WHAT THIS TASK INVOLVES:
Repeat each record exactly. Any picture gets left out.

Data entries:
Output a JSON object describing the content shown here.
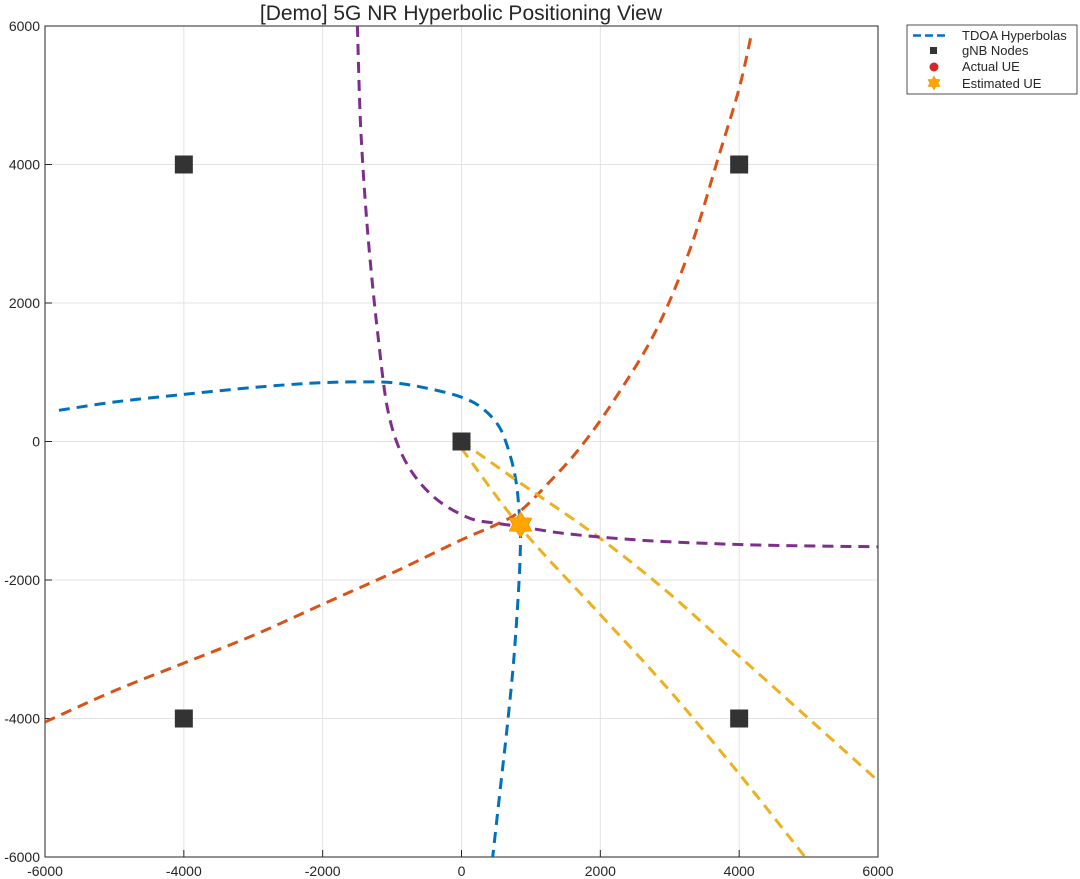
{
  "chart_data": {
    "type": "line",
    "title": "[Demo] 5G NR Hyperbolic Positioning View",
    "xlabel": "",
    "ylabel": "",
    "xlim": [
      -6000,
      6000
    ],
    "ylim": [
      -6000,
      6000
    ],
    "xticks": [
      -6000,
      -4000,
      -2000,
      0,
      2000,
      4000,
      6000
    ],
    "yticks": [
      -6000,
      -4000,
      -2000,
      0,
      2000,
      4000,
      6000
    ],
    "xtick_labels": [
      "-6000",
      "-4000",
      "-2000",
      "0",
      "2000",
      "4000",
      "6000"
    ],
    "ytick_labels": [
      "-6000",
      "-4000",
      "-2000",
      "0",
      "2000",
      "4000",
      "6000"
    ],
    "grid": true,
    "legend": {
      "placement": "outside-top-right",
      "entries": [
        "TDOA Hyperbolas",
        "gNB Nodes",
        "Actual UE",
        "Estimated UE"
      ]
    },
    "colors": {
      "blue": "#0072BD",
      "orange": "#D95319",
      "yellow": "#EDB120",
      "purple": "#7E2F8E",
      "node": "#333333",
      "actual_ue": "#D62728",
      "estimated_ue": "#FFA500"
    },
    "series": [
      {
        "name": "TDOA Hyperbolas",
        "color": "blue",
        "style": "dashed",
        "segments": [
          [
            [
              -5800,
              450
            ],
            [
              -5000,
              570
            ],
            [
              -4000,
              680
            ],
            [
              -3000,
              780
            ],
            [
              -2200,
              840
            ],
            [
              -1600,
              860
            ],
            [
              -1000,
              850
            ],
            [
              -500,
              770
            ],
            [
              0,
              640
            ],
            [
              300,
              480
            ],
            [
              550,
              200
            ],
            [
              700,
              -200
            ],
            [
              790,
              -600
            ],
            [
              830,
              -1000
            ],
            [
              850,
              -1300
            ],
            [
              840,
              -1800
            ],
            [
              800,
              -2500
            ],
            [
              740,
              -3300
            ],
            [
              650,
              -4200
            ],
            [
              560,
              -5000
            ],
            [
              450,
              -6000
            ]
          ]
        ]
      },
      {
        "name": "",
        "color": "orange",
        "style": "dashed",
        "segments": [
          [
            [
              -6000,
              -4050
            ],
            [
              -5000,
              -3600
            ],
            [
              -4000,
              -3200
            ],
            [
              -3000,
              -2800
            ],
            [
              -2000,
              -2350
            ],
            [
              -1000,
              -1900
            ],
            [
              0,
              -1420
            ],
            [
              500,
              -1200
            ],
            [
              850,
              -1000
            ],
            [
              1300,
              -550
            ],
            [
              1700,
              -100
            ],
            [
              2200,
              600
            ],
            [
              2800,
              1600
            ],
            [
              3300,
              2800
            ],
            [
              3700,
              4100
            ],
            [
              4000,
              5100
            ],
            [
              4180,
              5900
            ]
          ]
        ]
      },
      {
        "name": "",
        "color": "yellow",
        "style": "dashed",
        "segments": [
          [
            [
              0,
              0
            ],
            [
              850,
              -600
            ],
            [
              2000,
              -1400
            ],
            [
              3000,
              -2200
            ],
            [
              4000,
              -3100
            ],
            [
              5000,
              -4000
            ],
            [
              6000,
              -4900
            ]
          ],
          [
            [
              0,
              -100
            ],
            [
              900,
              -1300
            ],
            [
              2000,
              -2500
            ],
            [
              3000,
              -3600
            ],
            [
              4000,
              -4800
            ],
            [
              4950,
              -6000
            ]
          ]
        ]
      },
      {
        "name": "",
        "color": "purple",
        "style": "dashed",
        "segments": [
          [
            [
              -1500,
              6000
            ],
            [
              -1450,
              4500
            ],
            [
              -1350,
              3000
            ],
            [
              -1200,
              1500
            ],
            [
              -1050,
              400
            ],
            [
              -800,
              -300
            ],
            [
              -400,
              -800
            ],
            [
              100,
              -1100
            ],
            [
              500,
              -1180
            ],
            [
              850,
              -1230
            ],
            [
              1500,
              -1330
            ],
            [
              2500,
              -1420
            ],
            [
              3500,
              -1470
            ],
            [
              4500,
              -1500
            ],
            [
              6000,
              -1520
            ]
          ]
        ]
      }
    ],
    "gnb_nodes": [
      [
        -4000,
        4000
      ],
      [
        4000,
        4000
      ],
      [
        0,
        0
      ],
      [
        -4000,
        -4000
      ],
      [
        4000,
        -4000
      ]
    ],
    "actual_ue": [
      850,
      -1200
    ],
    "estimated_ue": [
      850,
      -1200
    ]
  }
}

ANSWER FOR THE TASK:
Output a JSON object describing the content shown here.
{
  "chart_data": {
    "type": "line",
    "title": "[Demo] 5G NR Hyperbolic Positioning View",
    "xlabel": "",
    "ylabel": "",
    "xlim": [
      -6000,
      6000
    ],
    "ylim": [
      -6000,
      6000
    ],
    "xticks": [
      -6000,
      -4000,
      -2000,
      0,
      2000,
      4000,
      6000
    ],
    "yticks": [
      -6000,
      -4000,
      -2000,
      0,
      2000,
      4000,
      6000
    ],
    "xtick_labels": [
      "-6000",
      "-4000",
      "-2000",
      "0",
      "2000",
      "4000",
      "6000"
    ],
    "ytick_labels": [
      "-6000",
      "-4000",
      "-2000",
      "0",
      "2000",
      "4000",
      "6000"
    ],
    "grid": true,
    "legend": {
      "placement": "outside-top-right",
      "entries": [
        "TDOA Hyperbolas",
        "gNB Nodes",
        "Actual UE",
        "Estimated UE"
      ]
    },
    "colors": {
      "blue": "#0072BD",
      "orange": "#D95319",
      "yellow": "#EDB120",
      "purple": "#7E2F8E",
      "node": "#333333",
      "actual_ue": "#D62728",
      "estimated_ue": "#FFA500"
    },
    "series": [
      {
        "name": "TDOA Hyperbolas",
        "color": "blue",
        "style": "dashed",
        "segments": [
          [
            [
              -5800,
              450
            ],
            [
              -5000,
              570
            ],
            [
              -4000,
              680
            ],
            [
              -3000,
              780
            ],
            [
              -2200,
              840
            ],
            [
              -1600,
              860
            ],
            [
              -1000,
              850
            ],
            [
              -500,
              770
            ],
            [
              0,
              640
            ],
            [
              300,
              480
            ],
            [
              550,
              200
            ],
            [
              700,
              -200
            ],
            [
              790,
              -600
            ],
            [
              830,
              -1000
            ],
            [
              850,
              -1300
            ],
            [
              840,
              -1800
            ],
            [
              800,
              -2500
            ],
            [
              740,
              -3300
            ],
            [
              650,
              -4200
            ],
            [
              560,
              -5000
            ],
            [
              450,
              -6000
            ]
          ]
        ]
      },
      {
        "name": "",
        "color": "orange",
        "style": "dashed",
        "segments": [
          [
            [
              -6000,
              -4050
            ],
            [
              -5000,
              -3600
            ],
            [
              -4000,
              -3200
            ],
            [
              -3000,
              -2800
            ],
            [
              -2000,
              -2350
            ],
            [
              -1000,
              -1900
            ],
            [
              0,
              -1420
            ],
            [
              500,
              -1200
            ],
            [
              850,
              -1000
            ],
            [
              1300,
              -550
            ],
            [
              1700,
              -100
            ],
            [
              2200,
              600
            ],
            [
              2800,
              1600
            ],
            [
              3300,
              2800
            ],
            [
              3700,
              4100
            ],
            [
              4000,
              5100
            ],
            [
              4180,
              5900
            ]
          ]
        ]
      },
      {
        "name": "",
        "color": "yellow",
        "style": "dashed",
        "segments": [
          [
            [
              0,
              0
            ],
            [
              850,
              -600
            ],
            [
              2000,
              -1400
            ],
            [
              3000,
              -2200
            ],
            [
              4000,
              -3100
            ],
            [
              5000,
              -4000
            ],
            [
              6000,
              -4900
            ]
          ],
          [
            [
              0,
              -100
            ],
            [
              900,
              -1300
            ],
            [
              2000,
              -2500
            ],
            [
              3000,
              -3600
            ],
            [
              4000,
              -4800
            ],
            [
              4950,
              -6000
            ]
          ]
        ]
      },
      {
        "name": "",
        "color": "purple",
        "style": "dashed",
        "segments": [
          [
            [
              -1500,
              6000
            ],
            [
              -1450,
              4500
            ],
            [
              -1350,
              3000
            ],
            [
              -1200,
              1500
            ],
            [
              -1050,
              400
            ],
            [
              -800,
              -300
            ],
            [
              -400,
              -800
            ],
            [
              100,
              -1100
            ],
            [
              500,
              -1180
            ],
            [
              850,
              -1230
            ],
            [
              1500,
              -1330
            ],
            [
              2500,
              -1420
            ],
            [
              3500,
              -1470
            ],
            [
              4500,
              -1500
            ],
            [
              6000,
              -1520
            ]
          ]
        ]
      }
    ],
    "gnb_nodes": [
      [
        -4000,
        4000
      ],
      [
        4000,
        4000
      ],
      [
        0,
        0
      ],
      [
        -4000,
        -4000
      ],
      [
        4000,
        -4000
      ]
    ],
    "actual_ue": [
      850,
      -1200
    ],
    "estimated_ue": [
      850,
      -1200
    ]
  }
}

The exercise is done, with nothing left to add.